> [Work to complete]: Give the number of lines in the data that hold the word "Hourly", and nothing else.

> [Material provided]:
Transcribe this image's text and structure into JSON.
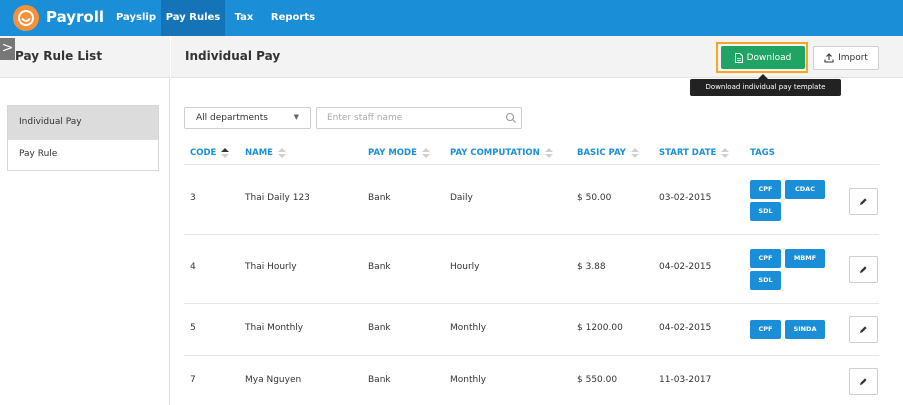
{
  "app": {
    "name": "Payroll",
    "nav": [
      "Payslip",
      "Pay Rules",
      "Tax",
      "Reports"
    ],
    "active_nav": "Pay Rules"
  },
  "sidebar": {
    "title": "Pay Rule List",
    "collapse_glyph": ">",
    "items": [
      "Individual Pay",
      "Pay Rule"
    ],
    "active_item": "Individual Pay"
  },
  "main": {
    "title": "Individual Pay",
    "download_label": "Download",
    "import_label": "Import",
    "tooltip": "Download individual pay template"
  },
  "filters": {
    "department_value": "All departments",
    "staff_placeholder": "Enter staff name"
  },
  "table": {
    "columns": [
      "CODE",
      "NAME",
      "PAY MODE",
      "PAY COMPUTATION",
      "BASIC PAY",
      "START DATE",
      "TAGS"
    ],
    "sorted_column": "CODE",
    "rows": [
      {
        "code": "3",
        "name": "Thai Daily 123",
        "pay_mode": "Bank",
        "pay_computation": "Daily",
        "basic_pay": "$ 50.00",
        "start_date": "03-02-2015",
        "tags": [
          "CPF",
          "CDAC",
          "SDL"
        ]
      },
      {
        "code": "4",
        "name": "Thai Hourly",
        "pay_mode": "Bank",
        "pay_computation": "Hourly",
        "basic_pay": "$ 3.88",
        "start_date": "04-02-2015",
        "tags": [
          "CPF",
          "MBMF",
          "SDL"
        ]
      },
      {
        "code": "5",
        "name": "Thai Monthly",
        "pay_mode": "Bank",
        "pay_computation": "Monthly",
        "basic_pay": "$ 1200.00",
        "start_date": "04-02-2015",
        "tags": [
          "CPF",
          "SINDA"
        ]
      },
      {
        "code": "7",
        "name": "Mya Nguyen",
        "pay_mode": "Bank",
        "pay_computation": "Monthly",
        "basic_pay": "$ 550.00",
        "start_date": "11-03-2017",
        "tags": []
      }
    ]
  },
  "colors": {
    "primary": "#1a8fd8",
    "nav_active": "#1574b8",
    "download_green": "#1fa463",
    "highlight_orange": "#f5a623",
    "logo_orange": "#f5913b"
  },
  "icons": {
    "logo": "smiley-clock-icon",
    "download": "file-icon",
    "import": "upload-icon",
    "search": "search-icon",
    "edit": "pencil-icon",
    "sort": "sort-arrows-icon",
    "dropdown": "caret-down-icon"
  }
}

> [Result of the task]: 2